⟨

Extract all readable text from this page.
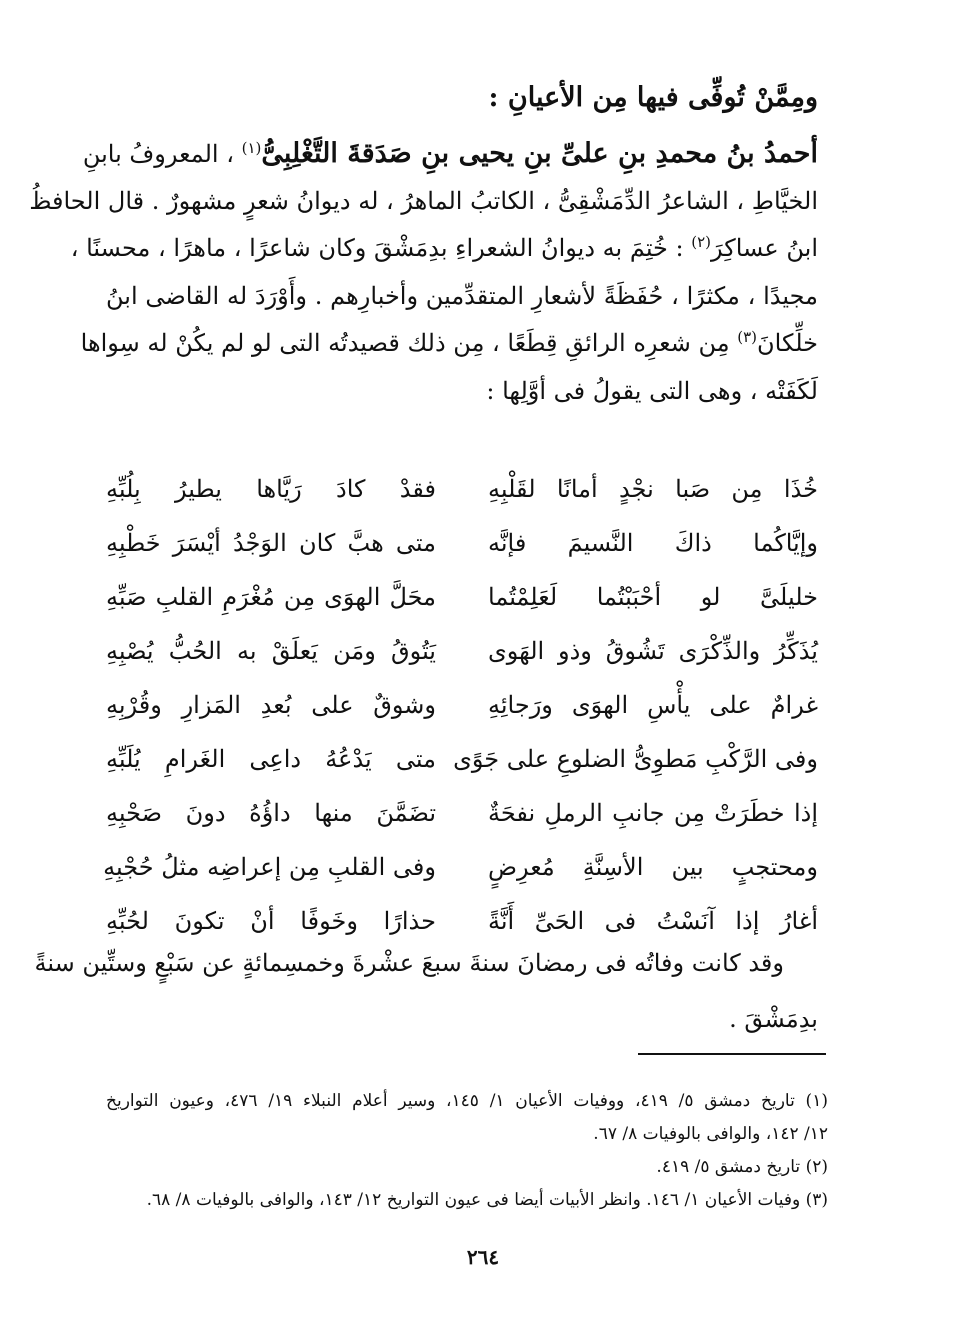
ومِمَّنْ تُوفِّى فيها مِن الأعيانِ :
أحمدُ بنُ محمدِ بنِ علىِّ بنِ يحيى بنِ صَدَقةَ التَّغْلِبِىُّ$^{(١)}$ ، المعروفُ بابنِ
الخيَّاطِ ، الشاعرُ الدِّمَشْقِىُّ ، الكاتبُ الماهرُ ، له ديوانُ شعرٍ مشهورٌ . قال الحافظُ
ابنُ عساكِرَ$^{(٢)}$ : خُتِمَ به ديوانُ الشعراءِ بدِمَشْقَ وكان شاعرًا ، ماهرًا ، محسنًا ،
مجيدًا ، مكثرًا ، حُفَظَةً لأشعارِ المتقدِّمين وأخبارِهم . وأَوْرَدَ له القاضى ابنُ
خلِّكانَ$^{(٣)}$ مِن شعرِه الرائقِ قِطَعًا ، مِن ذلك قصيدتُه التى لو لم يكُنْ له سِواها
لَكَفَتْه ، وهى التى يقولُ فى أوَّلِها :
خُذَا مِن صَبا نجْدٍ أمانًا لقَلْبِهِ
فقدْ كادَ رَيَّاها يطيرُ بِلُبِّهِ
وإيَّاكُما ذاكَ النَّسيمَ فإنَّه
متى هبَّ كان الوَجْدُ أيْسَرَ خَطْبِهِ
خليلَىَّ لو أحْبَبْتُما لَعَلِمْتُما
محَلَّ الهوَى مِن مُغْرَمِ القلبِ صَبِّهِ
يُذَكِّرُ والذِّكْرَى تَشُوقُ وذو الهَوى
يَتُوقُ ومَن يَعلَقْ به الحُبُّ يُصْبِهِ
غرامٌ على يأْسِ الهوَى ورَجائِهِ
وشوقٌ على بُعدِ المَزارِ وقُرْبِهِ
وفى الرَّكْبِ مَطوِىُّ الضلوعِ على جَوًى
متى يَدْعُهُ داعِى الغَرامِ يُلَبِّهِ
إذا خطَرَتْ مِن جانبِ الرملِ نفحَةٌ
تضَمَّنَ منها داؤُهُ دونَ صَحْبِهِ
ومحتجبٍ بين الأسِنَّةِ مُعرِضٍ
وفى القلبِ مِن إعراضِه مثلُ حُجْبِهِ
أغارُ إذا آنَسْتُ فى الحَىِّ أَنَّةً
حذارًا وخَوفًا أنْ تكونَ لحُبِّهِ
وقد كانت وفاتُه فى رمضانَ سنةَ سبعَ عشْرةَ وخمسِمائةٍ عن سَبْعٍ وستِّين سنةً
بدِمَشْقَ .
(١) تاريخ دمشق ٥/ ٤١٩، ووفيات الأعيان ١/ ١٤٥، وسير أعلام النبلاء ١٩/ ٤٧٦، وعيون التواريخ
١٢/ ١٤٢، والوافى بالوفيات ٨/ ٦٧.
(٢) تاريخ دمشق ٥/ ٤١٩.
(٣) وفيات الأعيان ١/ ١٤٦. وانظر الأبيات أيضا فى عيون التواريخ ١٢/ ١٤٣، والوافى بالوفيات ٨/ ٦٨.
٢٦٤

⟩

**BRIEF**:
Transcribe all entries above exactly. Drop the pictures.

**TASK RESPONSE**:
Extract all readable text from this page.
ومِمَّنْ تُوفِّى فيها مِن الأعيانِ :
أحمدُ بنُ محمدِ بنِ علىِّ بنِ يحيى بنِ صَدَقةَ التَّغْلِبِىُّ$^{(١)}$ ، المعروفُ بابنِ
الخيَّاطِ ، الشاعرُ الدِّمَشْقِىُّ ، الكاتبُ الماهرُ ، له ديوانُ شعرٍ مشهورٌ . قال الحافظُ
ابنُ عساكِرَ$^{(٢)}$ : خُتِمَ به ديوانُ الشعراءِ بدِمَشْقَ وكان شاعرًا ، ماهرًا ، محسنًا ،
مجيدًا ، مكثرًا ، حُفَظَةً لأشعارِ المتقدِّمين وأخبارِهم . وأَوْرَدَ له القاضى ابنُ
خلِّكانَ$^{(٣)}$ مِن شعرِه الرائقِ قِطَعًا ، مِن ذلك قصيدتُه التى لو لم يكُنْ له سِواها
لَكَفَتْه ، وهى التى يقولُ فى أوَّلِها :
خُذَا مِن صَبا نجْدٍ أمانًا لقَلْبِهِ
فقدْ كادَ رَيَّاها يطيرُ بِلُبِّهِ
وإيَّاكُما ذاكَ النَّسيمَ فإنَّه
متى هبَّ كان الوَجْدُ أيْسَرَ خَطْبِهِ
خليلَىَّ لو أحْبَبْتُما لَعَلِمْتُما
محَلَّ الهوَى مِن مُغْرَمِ القلبِ صَبِّهِ
يُذَكِّرُ والذِّكْرَى تَشُوقُ وذو الهَوى
يَتُوقُ ومَن يَعلَقْ به الحُبُّ يُصْبِهِ
غرامٌ على يأْسِ الهوَى ورَجائِهِ
وشوقٌ على بُعدِ المَزارِ وقُرْبِهِ
وفى الرَّكْبِ مَطوِىُّ الضلوعِ على جَوًى
متى يَدْعُهُ داعِى الغَرامِ يُلَبِّهِ
إذا خطَرَتْ مِن جانبِ الرملِ نفحَةٌ
تضَمَّنَ منها داؤُهُ دونَ صَحْبِهِ
ومحتجبٍ بين الأسِنَّةِ مُعرِضٍ
وفى القلبِ مِن إعراضِه مثلُ حُجْبِهِ
أغارُ إذا آنَسْتُ فى الحَىِّ أَنَّةً
حذارًا وخَوفًا أنْ تكونَ لحُبِّهِ
وقد كانت وفاتُه فى رمضانَ سنةَ سبعَ عشْرةَ وخمسِمائةٍ عن سَبْعٍ وستِّين سنةً
بدِمَشْقَ .
(١) تاريخ دمشق ٥/ ٤١٩، ووفيات الأعيان ١/ ١٤٥، وسير أعلام النبلاء ١٩/ ٤٧٦، وعيون التواريخ
١٢/ ١٤٢، والوافى بالوفيات ٨/ ٦٧.
(٢) تاريخ دمشق ٥/ ٤١٩.
(٣) وفيات الأعيان ١/ ١٤٦. وانظر الأبيات أيضا فى عيون التواريخ ١٢/ ١٤٣، والوافى بالوفيات ٨/ ٦٨.
٢٦٤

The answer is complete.